## Problem statement:
Extract from the listing each line in which the word "join" appears.

### Entries supplied ###

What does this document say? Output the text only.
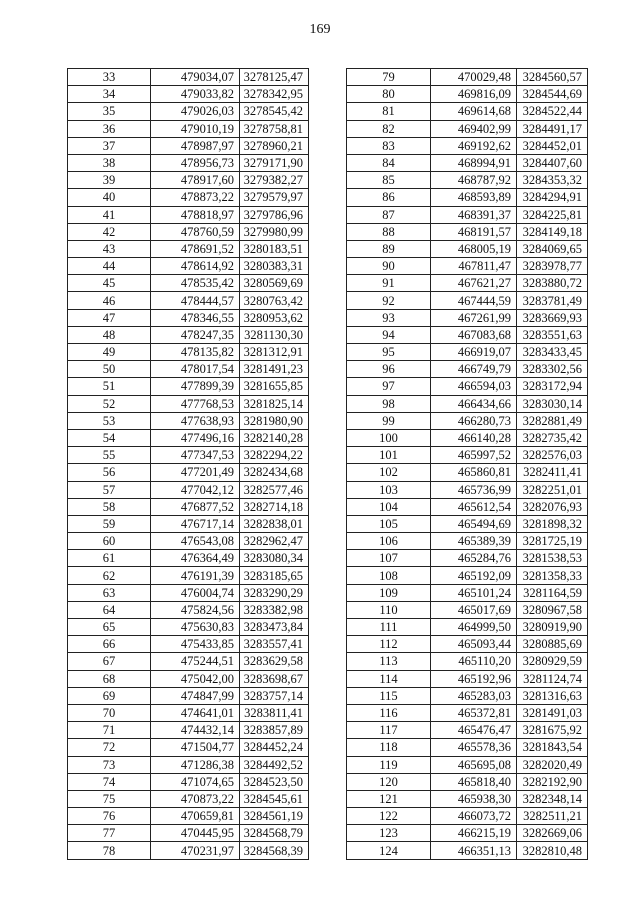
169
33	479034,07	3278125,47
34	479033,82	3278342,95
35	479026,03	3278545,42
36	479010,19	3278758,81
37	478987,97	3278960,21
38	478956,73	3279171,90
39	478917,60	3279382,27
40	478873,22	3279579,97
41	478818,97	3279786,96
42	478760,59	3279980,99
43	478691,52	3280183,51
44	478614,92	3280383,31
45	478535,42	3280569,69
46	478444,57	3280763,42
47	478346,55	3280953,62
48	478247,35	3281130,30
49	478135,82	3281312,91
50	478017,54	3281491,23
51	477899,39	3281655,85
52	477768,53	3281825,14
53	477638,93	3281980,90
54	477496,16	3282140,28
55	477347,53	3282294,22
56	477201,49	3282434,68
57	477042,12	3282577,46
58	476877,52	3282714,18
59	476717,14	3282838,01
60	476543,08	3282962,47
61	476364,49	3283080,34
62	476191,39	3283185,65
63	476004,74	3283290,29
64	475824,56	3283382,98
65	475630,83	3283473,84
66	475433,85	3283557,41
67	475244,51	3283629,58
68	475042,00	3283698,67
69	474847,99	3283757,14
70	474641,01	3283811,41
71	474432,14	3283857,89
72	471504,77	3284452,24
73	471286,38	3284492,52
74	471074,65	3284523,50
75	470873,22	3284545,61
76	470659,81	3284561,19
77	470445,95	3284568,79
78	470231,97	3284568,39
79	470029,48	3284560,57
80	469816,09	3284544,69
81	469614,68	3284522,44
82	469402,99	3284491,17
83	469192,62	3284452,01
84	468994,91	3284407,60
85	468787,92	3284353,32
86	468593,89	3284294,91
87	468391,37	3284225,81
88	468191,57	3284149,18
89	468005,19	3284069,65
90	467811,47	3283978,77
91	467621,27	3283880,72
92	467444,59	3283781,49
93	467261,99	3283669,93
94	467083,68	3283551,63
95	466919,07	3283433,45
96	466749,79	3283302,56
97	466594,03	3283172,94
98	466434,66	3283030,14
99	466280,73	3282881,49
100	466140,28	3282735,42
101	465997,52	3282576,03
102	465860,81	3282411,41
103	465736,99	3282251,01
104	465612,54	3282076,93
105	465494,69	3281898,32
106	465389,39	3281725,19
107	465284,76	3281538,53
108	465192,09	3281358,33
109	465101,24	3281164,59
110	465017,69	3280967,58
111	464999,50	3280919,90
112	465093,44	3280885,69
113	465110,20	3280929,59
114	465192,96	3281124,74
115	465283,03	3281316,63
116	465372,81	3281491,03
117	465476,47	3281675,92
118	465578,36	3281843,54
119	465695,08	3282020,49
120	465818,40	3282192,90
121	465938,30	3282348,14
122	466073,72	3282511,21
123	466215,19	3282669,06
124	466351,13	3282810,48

###
### Entries supplied ###

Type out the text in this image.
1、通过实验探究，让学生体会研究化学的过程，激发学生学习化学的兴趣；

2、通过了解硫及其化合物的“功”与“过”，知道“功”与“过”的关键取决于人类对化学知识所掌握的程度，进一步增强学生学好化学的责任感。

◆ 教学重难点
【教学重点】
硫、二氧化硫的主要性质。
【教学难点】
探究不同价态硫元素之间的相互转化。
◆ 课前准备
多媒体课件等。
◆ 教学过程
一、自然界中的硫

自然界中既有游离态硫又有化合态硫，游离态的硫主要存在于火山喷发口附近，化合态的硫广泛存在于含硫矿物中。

###
### Entries supplied ###

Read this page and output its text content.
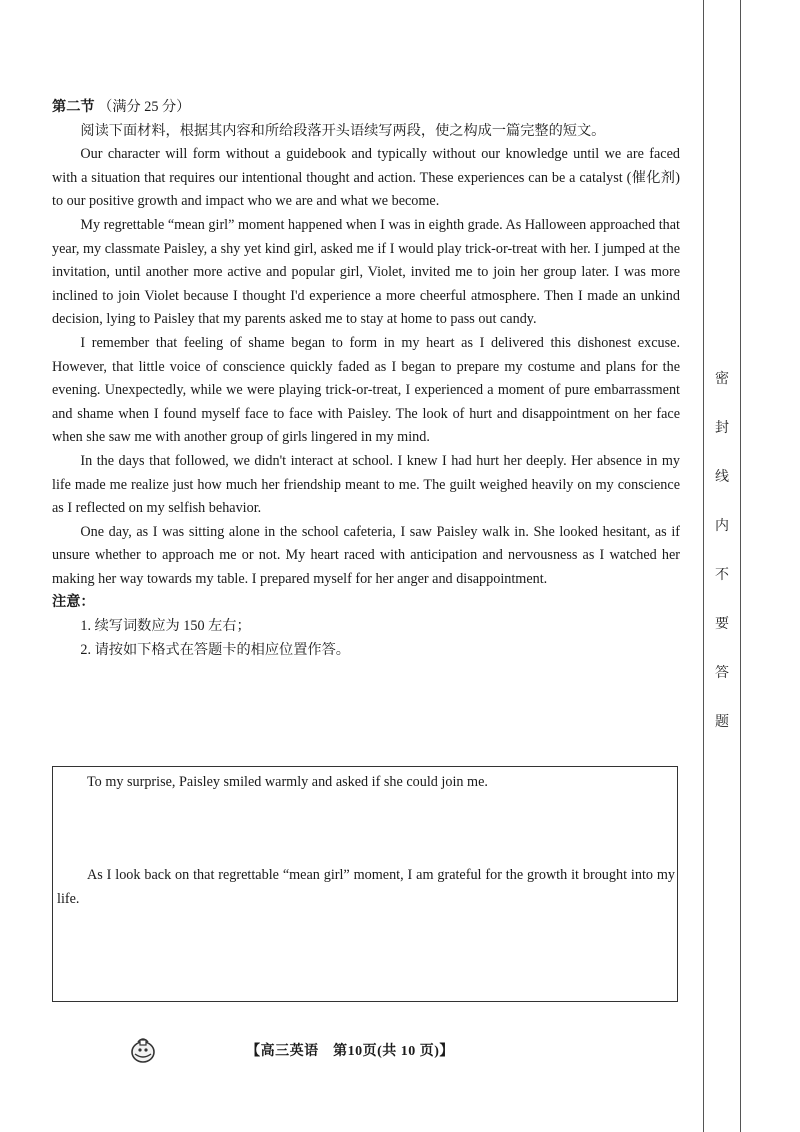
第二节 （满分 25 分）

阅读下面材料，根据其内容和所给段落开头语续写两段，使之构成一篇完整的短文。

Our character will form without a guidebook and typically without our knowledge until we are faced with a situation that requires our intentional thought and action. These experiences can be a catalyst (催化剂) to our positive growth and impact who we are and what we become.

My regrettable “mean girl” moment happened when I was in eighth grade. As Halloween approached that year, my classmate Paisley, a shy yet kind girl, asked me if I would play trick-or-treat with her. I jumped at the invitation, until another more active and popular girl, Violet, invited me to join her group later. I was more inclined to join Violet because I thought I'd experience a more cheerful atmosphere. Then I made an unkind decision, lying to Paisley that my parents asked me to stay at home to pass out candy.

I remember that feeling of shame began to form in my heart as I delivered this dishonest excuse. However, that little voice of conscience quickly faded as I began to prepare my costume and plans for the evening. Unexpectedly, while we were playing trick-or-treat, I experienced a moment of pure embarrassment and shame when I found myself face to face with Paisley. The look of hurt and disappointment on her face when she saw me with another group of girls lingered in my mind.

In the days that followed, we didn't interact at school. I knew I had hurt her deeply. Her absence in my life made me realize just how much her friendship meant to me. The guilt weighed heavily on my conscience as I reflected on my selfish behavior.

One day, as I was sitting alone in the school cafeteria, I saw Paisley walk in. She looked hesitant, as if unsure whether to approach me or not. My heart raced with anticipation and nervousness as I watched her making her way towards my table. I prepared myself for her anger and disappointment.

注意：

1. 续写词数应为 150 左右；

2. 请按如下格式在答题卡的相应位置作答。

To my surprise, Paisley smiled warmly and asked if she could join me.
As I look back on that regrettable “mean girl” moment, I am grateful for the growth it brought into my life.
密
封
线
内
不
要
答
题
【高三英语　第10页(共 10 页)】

###

## Task result:
My regrettable “mean girl” moment happened when I was in eighth grade. As Halloween approached that year, my classmate Paisley, a shy yet kind girl, asked me if I would play trick-or-treat with her. I jumped at the invitation, until another more active and popular girl, Violet, invited me to join her group later. I was more inclined to join Violet because I thought I'd experience a more cheerful atmosphere. Then I made an unkind decision, lying to Paisley that my parents asked me to stay at home to pass out candy.
To my surprise, Paisley smiled warmly and asked if she could join me.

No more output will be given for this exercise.